Task brief ▸
Reproduce the listing below word for word, from its first line up to and including the line that contains "pinyin-guide-button[interactable]: wén 文".

━━━ Input for this task ━━━

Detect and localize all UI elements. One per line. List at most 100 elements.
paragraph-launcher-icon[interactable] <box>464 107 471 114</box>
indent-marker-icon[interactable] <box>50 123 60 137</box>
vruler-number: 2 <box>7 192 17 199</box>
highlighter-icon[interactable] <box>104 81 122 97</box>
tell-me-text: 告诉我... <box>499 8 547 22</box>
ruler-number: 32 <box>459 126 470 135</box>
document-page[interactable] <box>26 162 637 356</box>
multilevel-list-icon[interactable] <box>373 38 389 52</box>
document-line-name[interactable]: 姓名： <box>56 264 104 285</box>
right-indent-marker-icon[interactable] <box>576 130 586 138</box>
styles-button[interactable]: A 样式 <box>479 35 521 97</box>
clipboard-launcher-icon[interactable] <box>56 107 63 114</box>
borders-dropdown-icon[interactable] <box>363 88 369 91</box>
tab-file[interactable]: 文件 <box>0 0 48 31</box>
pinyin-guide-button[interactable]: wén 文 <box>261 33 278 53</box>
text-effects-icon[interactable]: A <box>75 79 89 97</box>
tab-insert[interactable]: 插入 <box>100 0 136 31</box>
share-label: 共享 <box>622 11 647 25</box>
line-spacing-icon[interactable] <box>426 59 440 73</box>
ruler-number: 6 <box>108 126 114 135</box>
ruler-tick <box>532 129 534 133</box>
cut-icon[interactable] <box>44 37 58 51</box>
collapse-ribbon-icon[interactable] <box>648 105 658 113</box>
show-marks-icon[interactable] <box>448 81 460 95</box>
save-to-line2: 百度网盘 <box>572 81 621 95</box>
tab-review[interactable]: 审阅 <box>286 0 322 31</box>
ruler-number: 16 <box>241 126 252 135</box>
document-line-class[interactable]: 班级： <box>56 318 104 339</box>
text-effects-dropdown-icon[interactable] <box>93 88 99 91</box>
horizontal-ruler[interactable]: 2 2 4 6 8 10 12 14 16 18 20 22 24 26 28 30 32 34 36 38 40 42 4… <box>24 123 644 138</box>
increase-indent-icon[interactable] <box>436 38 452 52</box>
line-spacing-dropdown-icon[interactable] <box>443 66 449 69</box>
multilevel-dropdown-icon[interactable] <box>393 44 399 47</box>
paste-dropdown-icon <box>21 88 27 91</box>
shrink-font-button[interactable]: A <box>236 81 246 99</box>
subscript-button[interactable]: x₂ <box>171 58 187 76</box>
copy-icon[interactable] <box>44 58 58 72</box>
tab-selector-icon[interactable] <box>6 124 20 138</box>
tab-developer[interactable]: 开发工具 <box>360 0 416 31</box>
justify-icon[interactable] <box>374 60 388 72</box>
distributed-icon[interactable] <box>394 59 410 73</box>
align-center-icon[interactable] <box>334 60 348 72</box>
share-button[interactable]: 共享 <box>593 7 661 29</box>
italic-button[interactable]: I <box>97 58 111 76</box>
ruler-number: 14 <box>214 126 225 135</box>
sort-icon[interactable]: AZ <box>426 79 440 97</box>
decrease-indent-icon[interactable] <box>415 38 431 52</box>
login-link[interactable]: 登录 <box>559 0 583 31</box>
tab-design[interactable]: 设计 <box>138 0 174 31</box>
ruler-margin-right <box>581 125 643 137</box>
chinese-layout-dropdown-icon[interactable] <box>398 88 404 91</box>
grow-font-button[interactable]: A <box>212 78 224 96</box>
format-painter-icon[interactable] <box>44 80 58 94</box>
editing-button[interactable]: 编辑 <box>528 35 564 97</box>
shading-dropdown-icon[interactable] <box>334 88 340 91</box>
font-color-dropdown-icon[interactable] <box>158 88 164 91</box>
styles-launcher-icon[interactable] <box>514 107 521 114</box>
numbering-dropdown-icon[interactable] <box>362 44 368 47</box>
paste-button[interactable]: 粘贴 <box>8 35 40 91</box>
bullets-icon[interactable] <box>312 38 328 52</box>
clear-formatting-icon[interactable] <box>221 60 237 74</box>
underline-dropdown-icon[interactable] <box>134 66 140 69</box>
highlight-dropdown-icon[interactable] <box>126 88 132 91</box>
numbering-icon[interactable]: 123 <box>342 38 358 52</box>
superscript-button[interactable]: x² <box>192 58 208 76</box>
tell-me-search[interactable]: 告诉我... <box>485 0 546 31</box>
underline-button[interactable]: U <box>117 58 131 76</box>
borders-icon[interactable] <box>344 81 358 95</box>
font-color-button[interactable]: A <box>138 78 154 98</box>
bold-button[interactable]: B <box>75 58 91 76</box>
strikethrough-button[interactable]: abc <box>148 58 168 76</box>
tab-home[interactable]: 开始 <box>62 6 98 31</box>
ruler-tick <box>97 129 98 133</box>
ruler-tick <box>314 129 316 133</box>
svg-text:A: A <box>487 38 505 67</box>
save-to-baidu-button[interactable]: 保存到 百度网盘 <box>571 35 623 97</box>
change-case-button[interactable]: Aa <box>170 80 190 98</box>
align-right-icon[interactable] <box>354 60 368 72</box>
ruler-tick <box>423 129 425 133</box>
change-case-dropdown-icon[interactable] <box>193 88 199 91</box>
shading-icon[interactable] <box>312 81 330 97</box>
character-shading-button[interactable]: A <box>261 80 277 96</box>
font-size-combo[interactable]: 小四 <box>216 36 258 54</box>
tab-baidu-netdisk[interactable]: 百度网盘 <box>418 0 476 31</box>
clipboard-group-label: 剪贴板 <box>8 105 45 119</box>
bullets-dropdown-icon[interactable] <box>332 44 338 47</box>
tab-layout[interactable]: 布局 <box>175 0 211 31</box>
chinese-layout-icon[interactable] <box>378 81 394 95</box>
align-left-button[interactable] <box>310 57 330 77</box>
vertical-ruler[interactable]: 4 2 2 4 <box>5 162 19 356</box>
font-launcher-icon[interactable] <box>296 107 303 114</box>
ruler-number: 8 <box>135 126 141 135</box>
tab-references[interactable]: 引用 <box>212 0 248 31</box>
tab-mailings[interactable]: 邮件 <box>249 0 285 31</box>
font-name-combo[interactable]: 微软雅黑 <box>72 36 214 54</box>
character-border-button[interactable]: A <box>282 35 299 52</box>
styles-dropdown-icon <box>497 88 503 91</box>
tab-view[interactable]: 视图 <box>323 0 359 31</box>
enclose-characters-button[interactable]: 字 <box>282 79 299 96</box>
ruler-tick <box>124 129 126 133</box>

━━━

Task response ▸
Detect and localize all UI elements. One per line. List at most 100 elements.
paragraph-launcher-icon[interactable] <box>464 107 471 114</box>
indent-marker-icon[interactable] <box>50 123 60 137</box>
vruler-number: 2 <box>7 192 17 199</box>
highlighter-icon[interactable] <box>104 81 122 97</box>
tell-me-text: 告诉我... <box>499 8 547 22</box>
ruler-number: 32 <box>459 126 470 135</box>
document-page[interactable] <box>26 162 637 356</box>
multilevel-list-icon[interactable] <box>373 38 389 52</box>
document-line-name[interactable]: 姓名： <box>56 264 104 285</box>
right-indent-marker-icon[interactable] <box>576 130 586 138</box>
styles-button[interactable]: A 样式 <box>479 35 521 97</box>
clipboard-launcher-icon[interactable] <box>56 107 63 114</box>
borders-dropdown-icon[interactable] <box>363 88 369 91</box>
tab-file[interactable]: 文件 <box>0 0 48 31</box>
pinyin-guide-button[interactable]: wén 文 <box>261 33 278 53</box>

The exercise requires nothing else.